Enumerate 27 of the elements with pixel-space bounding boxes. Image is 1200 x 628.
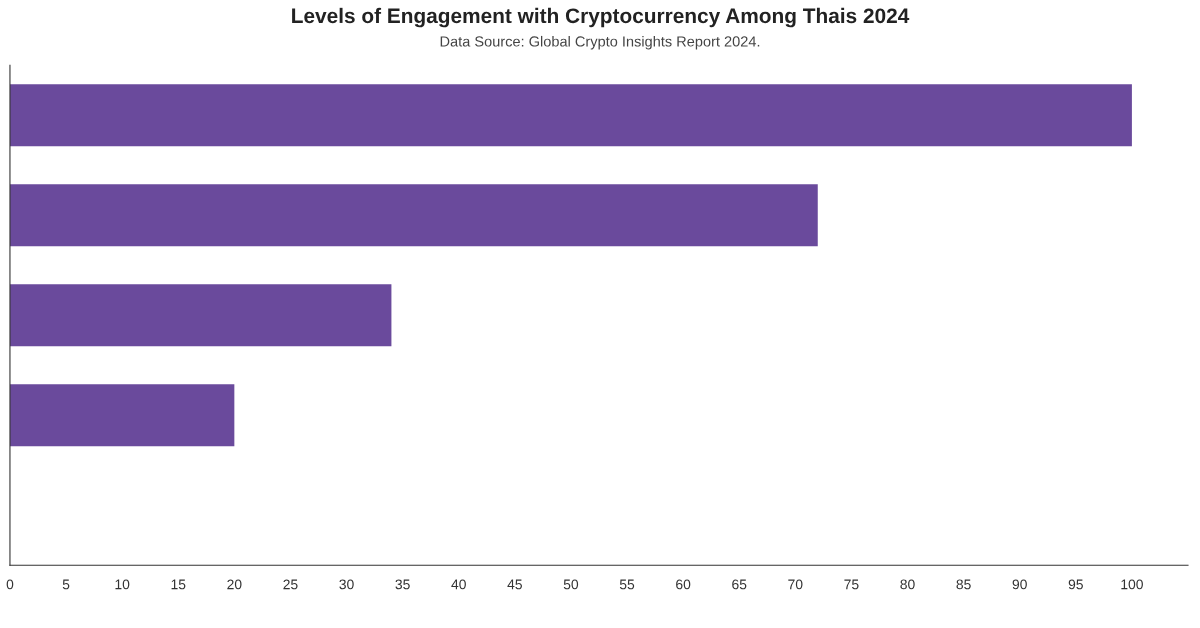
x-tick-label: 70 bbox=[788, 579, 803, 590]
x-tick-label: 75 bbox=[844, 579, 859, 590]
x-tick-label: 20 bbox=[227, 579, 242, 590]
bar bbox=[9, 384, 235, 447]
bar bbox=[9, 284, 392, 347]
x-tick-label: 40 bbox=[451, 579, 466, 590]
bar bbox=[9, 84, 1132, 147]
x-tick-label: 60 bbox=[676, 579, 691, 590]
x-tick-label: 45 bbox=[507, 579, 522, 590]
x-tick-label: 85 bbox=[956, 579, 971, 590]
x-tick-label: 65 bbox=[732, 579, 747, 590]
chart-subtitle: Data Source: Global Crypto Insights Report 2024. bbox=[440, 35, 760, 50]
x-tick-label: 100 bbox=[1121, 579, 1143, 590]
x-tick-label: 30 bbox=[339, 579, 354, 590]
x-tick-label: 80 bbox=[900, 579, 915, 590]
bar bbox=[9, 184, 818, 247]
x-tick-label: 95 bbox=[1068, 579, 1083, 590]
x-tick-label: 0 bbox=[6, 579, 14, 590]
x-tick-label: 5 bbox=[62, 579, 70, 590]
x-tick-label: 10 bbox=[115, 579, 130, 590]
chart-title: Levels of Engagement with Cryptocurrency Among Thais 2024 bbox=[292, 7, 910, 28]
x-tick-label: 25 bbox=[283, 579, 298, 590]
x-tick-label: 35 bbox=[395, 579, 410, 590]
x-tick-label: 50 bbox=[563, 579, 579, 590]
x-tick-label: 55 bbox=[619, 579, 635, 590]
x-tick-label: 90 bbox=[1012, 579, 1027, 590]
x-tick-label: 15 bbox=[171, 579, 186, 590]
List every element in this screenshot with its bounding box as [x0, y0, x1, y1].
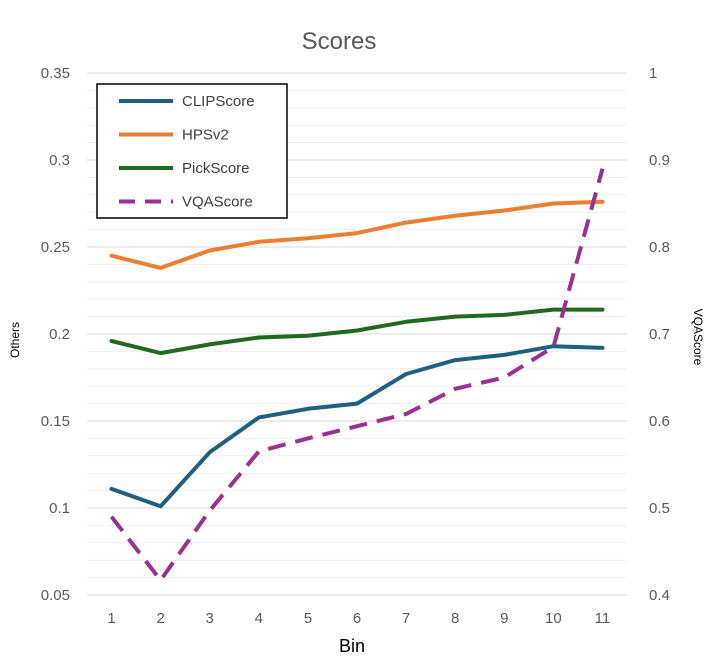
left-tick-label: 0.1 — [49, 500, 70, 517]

- [Set problem]: Collect each line of the material above that contains the string "with".

- [Worked solution]:
Enumerate 27 of the elements with pixel-space bounding boxes. Image is 1200 x 628.
chart-title: Levels of Engagement with Cryptocurrency Among Thais 2024 bbox=[292, 7, 910, 28]
List every element in this screenshot with its bounding box as [x0, y0, x1, y1].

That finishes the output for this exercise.